- **Directions for this task**
Search the data for the string "Activated", and report each line where it is found.

- **Material for the task**
☆ ☆ ☆
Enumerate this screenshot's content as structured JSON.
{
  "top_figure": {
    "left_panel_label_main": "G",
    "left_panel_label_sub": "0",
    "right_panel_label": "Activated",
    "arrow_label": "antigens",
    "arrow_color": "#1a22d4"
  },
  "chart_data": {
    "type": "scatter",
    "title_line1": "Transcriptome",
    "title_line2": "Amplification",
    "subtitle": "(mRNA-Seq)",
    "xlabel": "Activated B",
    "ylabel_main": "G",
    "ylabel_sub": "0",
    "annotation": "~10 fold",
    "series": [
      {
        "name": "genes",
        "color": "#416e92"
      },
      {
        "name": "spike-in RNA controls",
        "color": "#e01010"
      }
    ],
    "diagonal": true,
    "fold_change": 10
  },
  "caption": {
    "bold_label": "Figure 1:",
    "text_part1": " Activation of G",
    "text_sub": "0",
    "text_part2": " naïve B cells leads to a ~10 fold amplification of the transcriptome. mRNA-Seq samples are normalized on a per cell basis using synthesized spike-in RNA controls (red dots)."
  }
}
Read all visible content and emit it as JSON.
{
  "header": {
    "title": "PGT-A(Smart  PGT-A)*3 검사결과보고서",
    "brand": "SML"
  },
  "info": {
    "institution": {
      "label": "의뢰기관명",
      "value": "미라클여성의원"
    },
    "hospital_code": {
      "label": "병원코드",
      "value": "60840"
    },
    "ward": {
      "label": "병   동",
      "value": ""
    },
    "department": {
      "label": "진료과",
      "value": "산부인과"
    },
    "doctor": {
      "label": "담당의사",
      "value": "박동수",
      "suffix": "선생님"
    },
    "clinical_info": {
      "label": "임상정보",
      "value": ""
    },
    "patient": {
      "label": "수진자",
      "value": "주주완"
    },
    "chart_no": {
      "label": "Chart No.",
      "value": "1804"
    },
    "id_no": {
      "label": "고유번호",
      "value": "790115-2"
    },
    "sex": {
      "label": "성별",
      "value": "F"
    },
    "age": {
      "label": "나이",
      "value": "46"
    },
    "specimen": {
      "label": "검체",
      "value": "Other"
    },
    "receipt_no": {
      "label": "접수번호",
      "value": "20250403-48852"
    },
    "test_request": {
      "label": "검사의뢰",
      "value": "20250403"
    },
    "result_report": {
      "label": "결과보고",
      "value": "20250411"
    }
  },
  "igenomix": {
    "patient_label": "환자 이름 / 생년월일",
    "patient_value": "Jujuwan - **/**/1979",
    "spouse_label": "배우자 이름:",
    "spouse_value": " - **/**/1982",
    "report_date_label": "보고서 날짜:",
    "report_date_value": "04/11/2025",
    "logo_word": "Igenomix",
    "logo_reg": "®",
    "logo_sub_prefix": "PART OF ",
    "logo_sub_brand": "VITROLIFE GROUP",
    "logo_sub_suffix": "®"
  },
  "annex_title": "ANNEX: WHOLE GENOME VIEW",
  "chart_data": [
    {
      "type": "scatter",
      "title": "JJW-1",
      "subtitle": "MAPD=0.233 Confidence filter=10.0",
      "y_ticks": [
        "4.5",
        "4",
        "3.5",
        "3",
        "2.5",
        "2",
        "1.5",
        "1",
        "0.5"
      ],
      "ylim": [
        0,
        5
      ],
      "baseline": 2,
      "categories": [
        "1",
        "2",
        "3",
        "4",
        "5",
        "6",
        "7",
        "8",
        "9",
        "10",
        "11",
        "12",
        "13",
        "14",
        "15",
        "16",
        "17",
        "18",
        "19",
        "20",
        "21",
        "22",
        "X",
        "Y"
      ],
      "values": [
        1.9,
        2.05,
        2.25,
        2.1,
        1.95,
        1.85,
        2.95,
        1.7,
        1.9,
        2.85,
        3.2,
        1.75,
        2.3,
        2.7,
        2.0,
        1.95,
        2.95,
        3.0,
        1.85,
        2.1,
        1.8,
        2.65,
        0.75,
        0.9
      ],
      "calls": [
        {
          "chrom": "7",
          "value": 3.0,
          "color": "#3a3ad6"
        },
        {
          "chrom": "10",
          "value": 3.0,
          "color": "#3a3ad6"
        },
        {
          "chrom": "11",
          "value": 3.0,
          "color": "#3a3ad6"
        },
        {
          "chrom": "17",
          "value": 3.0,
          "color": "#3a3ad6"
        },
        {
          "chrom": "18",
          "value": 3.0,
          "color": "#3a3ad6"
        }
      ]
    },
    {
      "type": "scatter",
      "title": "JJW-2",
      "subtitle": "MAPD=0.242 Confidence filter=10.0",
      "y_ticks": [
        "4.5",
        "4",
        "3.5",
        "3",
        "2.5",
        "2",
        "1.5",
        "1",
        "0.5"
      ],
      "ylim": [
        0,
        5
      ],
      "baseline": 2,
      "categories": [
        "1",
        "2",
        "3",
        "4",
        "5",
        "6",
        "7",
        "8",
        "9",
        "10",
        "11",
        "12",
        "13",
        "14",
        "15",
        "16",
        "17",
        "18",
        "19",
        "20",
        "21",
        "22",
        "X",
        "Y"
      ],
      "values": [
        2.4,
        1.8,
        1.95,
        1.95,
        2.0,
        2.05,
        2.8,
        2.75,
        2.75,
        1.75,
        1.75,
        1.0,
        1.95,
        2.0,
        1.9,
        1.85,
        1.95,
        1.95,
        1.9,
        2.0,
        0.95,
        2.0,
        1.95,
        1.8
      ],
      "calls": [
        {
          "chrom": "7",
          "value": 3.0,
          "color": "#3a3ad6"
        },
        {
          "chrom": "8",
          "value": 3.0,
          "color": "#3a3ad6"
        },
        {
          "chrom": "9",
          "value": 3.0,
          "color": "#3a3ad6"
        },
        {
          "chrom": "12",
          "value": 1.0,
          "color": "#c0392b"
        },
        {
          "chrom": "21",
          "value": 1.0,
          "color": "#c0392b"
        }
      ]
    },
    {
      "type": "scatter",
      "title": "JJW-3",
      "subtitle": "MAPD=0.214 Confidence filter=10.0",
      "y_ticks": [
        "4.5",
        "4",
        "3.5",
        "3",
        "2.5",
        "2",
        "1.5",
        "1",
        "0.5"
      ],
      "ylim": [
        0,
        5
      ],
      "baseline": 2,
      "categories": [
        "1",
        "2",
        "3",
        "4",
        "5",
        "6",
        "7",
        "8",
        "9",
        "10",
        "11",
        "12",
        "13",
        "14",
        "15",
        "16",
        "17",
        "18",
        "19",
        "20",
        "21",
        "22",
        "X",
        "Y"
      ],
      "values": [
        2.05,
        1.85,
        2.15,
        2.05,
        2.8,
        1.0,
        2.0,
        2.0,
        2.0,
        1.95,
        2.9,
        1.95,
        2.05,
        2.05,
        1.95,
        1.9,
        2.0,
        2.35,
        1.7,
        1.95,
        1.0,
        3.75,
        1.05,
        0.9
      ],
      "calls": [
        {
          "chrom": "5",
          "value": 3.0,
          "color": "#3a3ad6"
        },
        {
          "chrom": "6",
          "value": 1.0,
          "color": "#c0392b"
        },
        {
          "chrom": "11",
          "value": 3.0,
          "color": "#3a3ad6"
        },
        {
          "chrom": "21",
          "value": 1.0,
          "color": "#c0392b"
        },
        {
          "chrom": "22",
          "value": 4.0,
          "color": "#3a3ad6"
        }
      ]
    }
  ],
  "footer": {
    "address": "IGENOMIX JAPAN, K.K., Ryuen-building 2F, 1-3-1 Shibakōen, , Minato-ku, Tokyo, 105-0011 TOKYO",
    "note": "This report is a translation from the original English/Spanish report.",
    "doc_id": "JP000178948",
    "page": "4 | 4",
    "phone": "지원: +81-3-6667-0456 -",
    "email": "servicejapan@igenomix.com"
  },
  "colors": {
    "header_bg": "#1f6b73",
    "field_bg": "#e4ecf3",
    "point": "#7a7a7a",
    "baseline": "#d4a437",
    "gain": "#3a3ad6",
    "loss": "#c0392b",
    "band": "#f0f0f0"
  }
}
☆ ☆ ☆
- **Task answer**
    "right_panel_label": "Activated",
    "xlabel": "Activated B",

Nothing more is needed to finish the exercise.